Mme Patricia Morhet-Richaud. Monsieur le ministre, je souhaitais attirer votre attention sur le feu bactérien, maladie grave provoquant la nécrose des organes et pouvant entraîner la mort de l’arbre.

C’est la bactérie Erwinia amylovora qui est à l’origine de cette maladie. Cette bactérie, présente naturellement dans l’environnement, se propage notamment par l’intermédiaire des insectes pollinisateurs et de l’aspersion, mais aussi à partir des plantes hôtes – aubépines, sorbiers, pyracantha – situées à proximité des vergers.

Les zones de production de poires sont fortement touchées et, dans une moindre mesure, celles de pommes. Chaque année, de nouveaux foyers sont signalés en France comme chez nos voisins ; aucune région n’est épargnée. Actuellement, tout le matériel végétal est contaminé et peu de porte-greffes sont tolérants à la bactérie.

Une journée chez les arboriculteurs du val de Durance a d’ailleurs été organisée la semaine dernière dans mon département des Hautes-Alpes ; le département voisin des Alpes-de-Haute-Provence est lui aussi affecté. Les dégâts sont importants, notamment sur les arbres qui ont été récemment renouvelés ; les jeunes vergers, de moins de cinq ans, et les arbres surgreffés semblent en effet plus vulnérables.

■ **ENTRÉES FOURNIES**:
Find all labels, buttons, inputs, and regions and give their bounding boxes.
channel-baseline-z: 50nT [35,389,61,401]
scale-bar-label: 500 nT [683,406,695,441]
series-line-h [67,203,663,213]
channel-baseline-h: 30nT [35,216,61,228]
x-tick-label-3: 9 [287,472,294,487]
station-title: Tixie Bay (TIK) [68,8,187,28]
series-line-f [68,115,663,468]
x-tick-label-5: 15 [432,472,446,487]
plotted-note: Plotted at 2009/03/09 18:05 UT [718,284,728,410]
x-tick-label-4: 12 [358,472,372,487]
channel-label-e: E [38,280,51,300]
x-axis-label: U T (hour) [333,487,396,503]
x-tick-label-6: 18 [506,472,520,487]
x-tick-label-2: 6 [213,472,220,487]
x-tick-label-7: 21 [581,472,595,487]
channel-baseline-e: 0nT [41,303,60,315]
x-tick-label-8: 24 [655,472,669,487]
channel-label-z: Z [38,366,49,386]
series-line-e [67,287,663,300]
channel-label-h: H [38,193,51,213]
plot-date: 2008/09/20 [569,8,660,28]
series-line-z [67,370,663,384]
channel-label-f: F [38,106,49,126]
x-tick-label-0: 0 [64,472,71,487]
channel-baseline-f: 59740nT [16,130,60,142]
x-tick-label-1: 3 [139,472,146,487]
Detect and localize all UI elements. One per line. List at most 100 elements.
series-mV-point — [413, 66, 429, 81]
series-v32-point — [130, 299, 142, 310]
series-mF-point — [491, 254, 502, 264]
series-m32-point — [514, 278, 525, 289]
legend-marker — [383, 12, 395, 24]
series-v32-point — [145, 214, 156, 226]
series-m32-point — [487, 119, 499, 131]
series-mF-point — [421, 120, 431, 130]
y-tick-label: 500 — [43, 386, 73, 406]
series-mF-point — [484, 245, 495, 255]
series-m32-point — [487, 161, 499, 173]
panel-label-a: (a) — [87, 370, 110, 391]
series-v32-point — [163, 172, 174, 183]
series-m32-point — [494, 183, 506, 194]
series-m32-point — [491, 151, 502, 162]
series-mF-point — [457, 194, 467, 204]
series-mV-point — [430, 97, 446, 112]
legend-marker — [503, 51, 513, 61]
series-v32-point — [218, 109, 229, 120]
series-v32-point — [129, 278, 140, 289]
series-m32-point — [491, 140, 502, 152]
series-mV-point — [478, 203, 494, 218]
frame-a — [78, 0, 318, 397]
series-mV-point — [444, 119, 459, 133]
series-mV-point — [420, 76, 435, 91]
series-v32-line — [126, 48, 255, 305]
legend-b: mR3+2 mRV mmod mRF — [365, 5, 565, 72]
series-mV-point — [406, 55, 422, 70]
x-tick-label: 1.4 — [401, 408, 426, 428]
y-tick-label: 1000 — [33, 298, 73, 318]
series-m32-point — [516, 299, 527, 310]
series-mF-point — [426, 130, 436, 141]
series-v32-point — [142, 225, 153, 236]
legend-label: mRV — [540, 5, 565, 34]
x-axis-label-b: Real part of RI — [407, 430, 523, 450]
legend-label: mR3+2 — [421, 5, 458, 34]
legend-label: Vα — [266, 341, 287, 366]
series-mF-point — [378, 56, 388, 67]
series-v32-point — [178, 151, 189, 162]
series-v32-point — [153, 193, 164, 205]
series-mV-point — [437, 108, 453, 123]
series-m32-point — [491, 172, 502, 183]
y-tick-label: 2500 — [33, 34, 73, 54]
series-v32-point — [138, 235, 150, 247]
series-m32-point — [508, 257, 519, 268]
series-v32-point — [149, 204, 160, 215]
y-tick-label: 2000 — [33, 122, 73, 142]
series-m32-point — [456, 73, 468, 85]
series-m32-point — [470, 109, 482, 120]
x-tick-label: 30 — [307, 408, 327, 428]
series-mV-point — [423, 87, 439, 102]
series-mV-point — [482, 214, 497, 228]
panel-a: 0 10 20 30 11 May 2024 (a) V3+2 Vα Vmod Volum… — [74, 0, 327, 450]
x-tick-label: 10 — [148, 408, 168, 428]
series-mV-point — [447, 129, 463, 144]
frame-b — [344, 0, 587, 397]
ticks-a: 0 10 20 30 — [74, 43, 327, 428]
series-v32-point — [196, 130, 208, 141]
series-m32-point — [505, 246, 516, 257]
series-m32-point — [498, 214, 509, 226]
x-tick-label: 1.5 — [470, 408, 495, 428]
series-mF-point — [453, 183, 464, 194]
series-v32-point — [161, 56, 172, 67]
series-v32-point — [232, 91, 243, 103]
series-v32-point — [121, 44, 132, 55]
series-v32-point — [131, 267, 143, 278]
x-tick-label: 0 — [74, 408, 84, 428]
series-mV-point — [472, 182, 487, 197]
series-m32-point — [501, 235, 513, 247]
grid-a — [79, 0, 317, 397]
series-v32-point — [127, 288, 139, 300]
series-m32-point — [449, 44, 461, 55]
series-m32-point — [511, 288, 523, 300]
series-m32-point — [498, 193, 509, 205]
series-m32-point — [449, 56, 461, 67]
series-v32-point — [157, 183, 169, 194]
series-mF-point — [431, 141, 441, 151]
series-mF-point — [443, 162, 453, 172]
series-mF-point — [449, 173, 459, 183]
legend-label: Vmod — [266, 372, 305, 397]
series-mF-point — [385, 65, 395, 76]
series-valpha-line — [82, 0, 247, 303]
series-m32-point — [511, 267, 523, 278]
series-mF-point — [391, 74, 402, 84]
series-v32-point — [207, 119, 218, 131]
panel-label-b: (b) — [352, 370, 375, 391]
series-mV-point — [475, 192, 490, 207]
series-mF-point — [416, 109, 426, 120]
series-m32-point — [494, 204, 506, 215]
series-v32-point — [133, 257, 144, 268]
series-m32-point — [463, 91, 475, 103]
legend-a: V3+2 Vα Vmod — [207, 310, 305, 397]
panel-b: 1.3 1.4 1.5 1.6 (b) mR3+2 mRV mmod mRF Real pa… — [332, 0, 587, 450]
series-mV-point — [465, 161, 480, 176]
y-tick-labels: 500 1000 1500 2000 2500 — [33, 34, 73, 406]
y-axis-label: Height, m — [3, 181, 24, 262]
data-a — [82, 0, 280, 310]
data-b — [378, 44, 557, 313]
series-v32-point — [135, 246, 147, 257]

■ **CONSIGNE 1**:
Répondez aux questions suivantes d'après l'extrait sur le feu bactérien.
(a) Quelle bactérie est à l'origine de cette maladie ?
(b) Quelles zones de production sont fortement touchées ?
(c) Quels arbres semblent plus vulnérables ?
■ **CONSIGNE 2**: Poursuivez l'intervention sur le feu bactérien à la suite de sa dernière phrase.

■ **RÉSULTAT 1**:
(a) La bactérie Erwinia amylovora.
(b) Les zones de production de poires.
(c) Les jeunes vergers de moins de cinq ans et les arbres surgreffés.

■ **RÉSULTAT 2**:
C’est pourquoi la lutte contre le feu bactérien doit être traitée à la hauteur du danger qu’il représente pour la production française.

Sans négliger la recherche sur le long terme et l’approche curative sur le moyen terme, la lutte préventive à court terme doit elle aussi faire l’objet de toute notre attention, faute de quoi la bactérie se propagera et fera disparaître nos vergers alpins.

Les derniers essais prouvent que le BION 50 WG – fongicide qui induit une réaction de défense naturelle – est actuellement le produit le plus efficace. Il est autorisé en Europe, mais ne l’est pas en France.

Par conséquent, monsieur le ministre, je vous serais très reconnaissante de bien vouloir m’indiquer pourquoi la dérogation a été refusée pour l’usage de ce produit sur les pommiers et poiriers, alors qu’elle a été accordée, en 2018, pour son utilisation contre la bactériose du kiwi.

Mme la présidente. La parole est à M. le ministre de l’agriculture et de l’alimentation.

M. Stéphane Travert, ministre de lagriculture et de lalimentation. Madame la sénatrice Morhet-Richaud, le feu bactérien touche de façon cyclique les arbres fruitiers et ornementaux à pépins : pommiers, poiriers, néfliers et cognassiers.

C’est un danger sanitaire de deuxième catégorie, pour lequel, selon l’importance et la configuration du foyer découvert, des mesures d’assainissement sont obligatoires, par la taille ou la destruction des végétaux.

Ces mesures visent les pépinières, leur environnement et certaines zones de protection. Elles peuvent être étendues aux vergers de production par décision préfectorale.

Le traitement de cette bactériose végétale est assez délicat et les produits actuellement autorisés ont une efficacité limitée.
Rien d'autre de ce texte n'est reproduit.